* **EXCERPT**:
══════

A stitch length variation subsequent to its precise setting can be due to many reasons, for example a simple change in the temperature of the environment or of the textile machine itself, which starting from cold becomes increasingly hotter during operation, causes inevitable expansion or deformation of the materials used in the machine construction, and hence a more or less evident variation in the stitch length adjustment. Another cause is related to simple wear of the stitch formation and adjustment members (ie needles, sinkers and cams), which can lead to further variation in an adjusted stitch length. A further cause is related to variation in the tension or lubrication of the yarn fed to the textile machine, which can cause considerable variation in an adjusted stitch length.

Consequently the stitch length has to be carefully and periodically adjusted on all the feeders of all the textile machines present in the production unit, in order to “chase” any yarn take-up variations. However this adjustment is always made either directly or indirectly by a textile machine operator. The adjustment of the screw which acts on the cam operating the stitch members has already been mentioned. This adjustment can be made either by said operator or by a control unit (for example of microprocessor type) which controls the operation of the entire textile machine. In this respect, machines of modern design are known which use actuators of various kinds to adjust the stitch length or to vary it at will according to the production or the aesthetic effect desired. Said actuators are controlled by the control unit, which operates in the following manner. To correctly adjust all the feeders of the textile machine, devices able to measure the velocity with which each yarn is fed to the machine are normally used. In their most simple form, these devices are usually a wheel of known diameter and an r.p.m. counter therefor, to determine the yarn quantity (in meters per minute) absorbed by the machine. This quantity is suitably displayed, and on the basis of this reading the operator can adjust the parameters programmable by said unit, which consequently acts on the stitch adjustment actuators to obtain correct and precise alignment of all feeders.

══════

* **RECORDS SUPPLIED**:
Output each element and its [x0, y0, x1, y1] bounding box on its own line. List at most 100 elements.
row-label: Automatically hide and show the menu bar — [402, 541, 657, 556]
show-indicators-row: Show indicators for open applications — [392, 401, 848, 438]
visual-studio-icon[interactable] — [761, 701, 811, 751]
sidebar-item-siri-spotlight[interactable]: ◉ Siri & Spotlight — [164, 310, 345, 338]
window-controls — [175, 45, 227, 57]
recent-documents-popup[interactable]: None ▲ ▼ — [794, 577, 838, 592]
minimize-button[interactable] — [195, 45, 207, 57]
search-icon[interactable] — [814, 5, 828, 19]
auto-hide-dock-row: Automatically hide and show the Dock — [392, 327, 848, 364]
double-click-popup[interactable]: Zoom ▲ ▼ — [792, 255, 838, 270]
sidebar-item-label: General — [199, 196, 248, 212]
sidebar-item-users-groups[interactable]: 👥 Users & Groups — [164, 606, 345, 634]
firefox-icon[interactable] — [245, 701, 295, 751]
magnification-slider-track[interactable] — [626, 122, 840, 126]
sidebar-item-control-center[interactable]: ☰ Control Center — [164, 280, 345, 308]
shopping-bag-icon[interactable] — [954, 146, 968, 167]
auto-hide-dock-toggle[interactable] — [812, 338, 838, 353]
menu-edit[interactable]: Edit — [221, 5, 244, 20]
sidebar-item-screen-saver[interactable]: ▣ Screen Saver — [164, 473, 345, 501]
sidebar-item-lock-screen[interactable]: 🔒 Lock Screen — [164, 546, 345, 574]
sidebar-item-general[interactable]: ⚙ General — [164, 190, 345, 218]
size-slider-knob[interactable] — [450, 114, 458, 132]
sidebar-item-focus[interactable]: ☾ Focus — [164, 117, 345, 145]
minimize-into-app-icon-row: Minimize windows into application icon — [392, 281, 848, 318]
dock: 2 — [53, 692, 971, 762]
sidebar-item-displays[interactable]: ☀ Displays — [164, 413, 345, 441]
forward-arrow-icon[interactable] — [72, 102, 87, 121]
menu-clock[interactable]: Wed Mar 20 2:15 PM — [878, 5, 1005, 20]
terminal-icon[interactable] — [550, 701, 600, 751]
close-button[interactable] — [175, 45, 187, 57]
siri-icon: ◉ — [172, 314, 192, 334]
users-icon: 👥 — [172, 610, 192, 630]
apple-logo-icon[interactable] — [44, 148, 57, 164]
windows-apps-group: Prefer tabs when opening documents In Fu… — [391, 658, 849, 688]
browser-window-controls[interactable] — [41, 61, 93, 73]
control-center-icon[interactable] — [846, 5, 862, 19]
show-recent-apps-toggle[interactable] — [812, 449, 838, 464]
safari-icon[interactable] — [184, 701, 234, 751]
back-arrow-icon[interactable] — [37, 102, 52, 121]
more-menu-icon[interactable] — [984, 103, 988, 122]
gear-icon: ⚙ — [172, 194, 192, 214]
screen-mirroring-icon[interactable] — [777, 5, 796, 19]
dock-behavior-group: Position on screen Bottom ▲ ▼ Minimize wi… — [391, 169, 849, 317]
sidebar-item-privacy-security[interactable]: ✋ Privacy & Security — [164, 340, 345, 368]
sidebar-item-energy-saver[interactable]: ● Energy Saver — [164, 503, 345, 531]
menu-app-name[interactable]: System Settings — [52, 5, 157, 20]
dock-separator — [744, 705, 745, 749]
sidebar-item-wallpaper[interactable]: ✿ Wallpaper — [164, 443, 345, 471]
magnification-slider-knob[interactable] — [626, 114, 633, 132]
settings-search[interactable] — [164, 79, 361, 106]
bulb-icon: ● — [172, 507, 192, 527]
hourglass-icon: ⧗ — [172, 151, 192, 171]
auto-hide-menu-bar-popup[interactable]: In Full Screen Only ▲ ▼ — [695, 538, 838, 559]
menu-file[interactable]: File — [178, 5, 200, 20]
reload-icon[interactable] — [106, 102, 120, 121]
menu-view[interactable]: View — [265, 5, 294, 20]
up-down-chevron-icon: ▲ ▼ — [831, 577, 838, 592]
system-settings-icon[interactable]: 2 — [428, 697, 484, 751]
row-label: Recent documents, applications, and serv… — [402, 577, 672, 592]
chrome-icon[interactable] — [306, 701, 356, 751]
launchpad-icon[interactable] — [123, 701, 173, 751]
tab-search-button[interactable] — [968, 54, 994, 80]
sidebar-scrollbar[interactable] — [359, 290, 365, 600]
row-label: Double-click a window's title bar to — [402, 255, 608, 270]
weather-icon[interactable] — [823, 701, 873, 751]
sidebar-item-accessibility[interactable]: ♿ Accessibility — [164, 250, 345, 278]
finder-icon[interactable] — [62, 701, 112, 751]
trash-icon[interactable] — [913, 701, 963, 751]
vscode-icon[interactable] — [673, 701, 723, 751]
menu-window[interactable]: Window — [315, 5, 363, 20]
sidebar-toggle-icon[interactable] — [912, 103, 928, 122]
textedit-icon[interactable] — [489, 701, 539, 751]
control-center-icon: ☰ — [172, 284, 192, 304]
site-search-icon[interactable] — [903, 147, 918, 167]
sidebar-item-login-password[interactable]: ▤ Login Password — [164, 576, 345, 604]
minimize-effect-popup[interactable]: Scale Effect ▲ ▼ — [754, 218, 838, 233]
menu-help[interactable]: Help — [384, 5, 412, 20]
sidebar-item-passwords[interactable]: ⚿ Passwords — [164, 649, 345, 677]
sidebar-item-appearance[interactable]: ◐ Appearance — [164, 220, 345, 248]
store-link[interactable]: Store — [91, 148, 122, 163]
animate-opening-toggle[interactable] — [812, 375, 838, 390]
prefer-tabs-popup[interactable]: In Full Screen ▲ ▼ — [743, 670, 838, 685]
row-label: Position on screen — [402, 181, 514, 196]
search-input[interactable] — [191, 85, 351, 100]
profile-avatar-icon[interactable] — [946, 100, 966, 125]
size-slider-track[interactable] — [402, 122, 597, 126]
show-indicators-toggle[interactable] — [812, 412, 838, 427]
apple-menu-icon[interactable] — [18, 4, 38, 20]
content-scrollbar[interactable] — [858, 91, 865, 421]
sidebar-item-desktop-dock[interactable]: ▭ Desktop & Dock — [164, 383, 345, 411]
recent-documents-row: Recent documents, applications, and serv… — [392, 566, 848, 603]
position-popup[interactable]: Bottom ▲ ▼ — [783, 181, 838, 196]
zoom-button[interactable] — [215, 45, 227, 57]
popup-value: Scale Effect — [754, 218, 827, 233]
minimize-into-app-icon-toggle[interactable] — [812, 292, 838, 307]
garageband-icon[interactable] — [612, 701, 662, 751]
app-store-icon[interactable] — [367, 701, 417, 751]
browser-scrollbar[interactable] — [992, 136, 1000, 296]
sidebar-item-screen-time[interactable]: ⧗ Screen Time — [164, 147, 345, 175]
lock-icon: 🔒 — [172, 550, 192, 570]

══════

* **WRITTEN EXERCISE A**:
According to the stitch length excerpt, what do the simplest devices for measuring yarn feed velocity consist of?
* **WRITTEN EXERCISE B**:
Carry on writing the stitch length text from the point where it stops.
The items come from a separate source.

* **TASK ANSWER A**:
A wheel of known diameter and an r.p.m. counter for it.

* **TASK ANSWER B**:
Hence even in the case of machines controlled by a control unit as indicated, this provides its adjustment action on the stitch members only after the operator himself has set the operating parameters of the unit.

Finally, textile machine yarn feed devices are known which are able to feed the machine with one yarn at constant velocity per feeder. For example, knitting machines already comprise yarn feed devices able to feed the yarn at constant velocity for each feeder.

This is made possible, for example, by a plurality of rotary members (so-called “positive” feed devices) each cooperating with a corresponding yarn fed to a relative feeder. All these rotary members are rotated at the desired speed by a simple smooth or toothed belt driven by a pulley connected by a transmission shaft to the textile machine motor, by which all members are therefore driven. It is hence apparent that having established the correct ration between the textile machine motor and the rotary yarn feed members, when the machine r.p.m. varies a proportional variation in the speed of these members is obtained, to hence give a constant feed ratio.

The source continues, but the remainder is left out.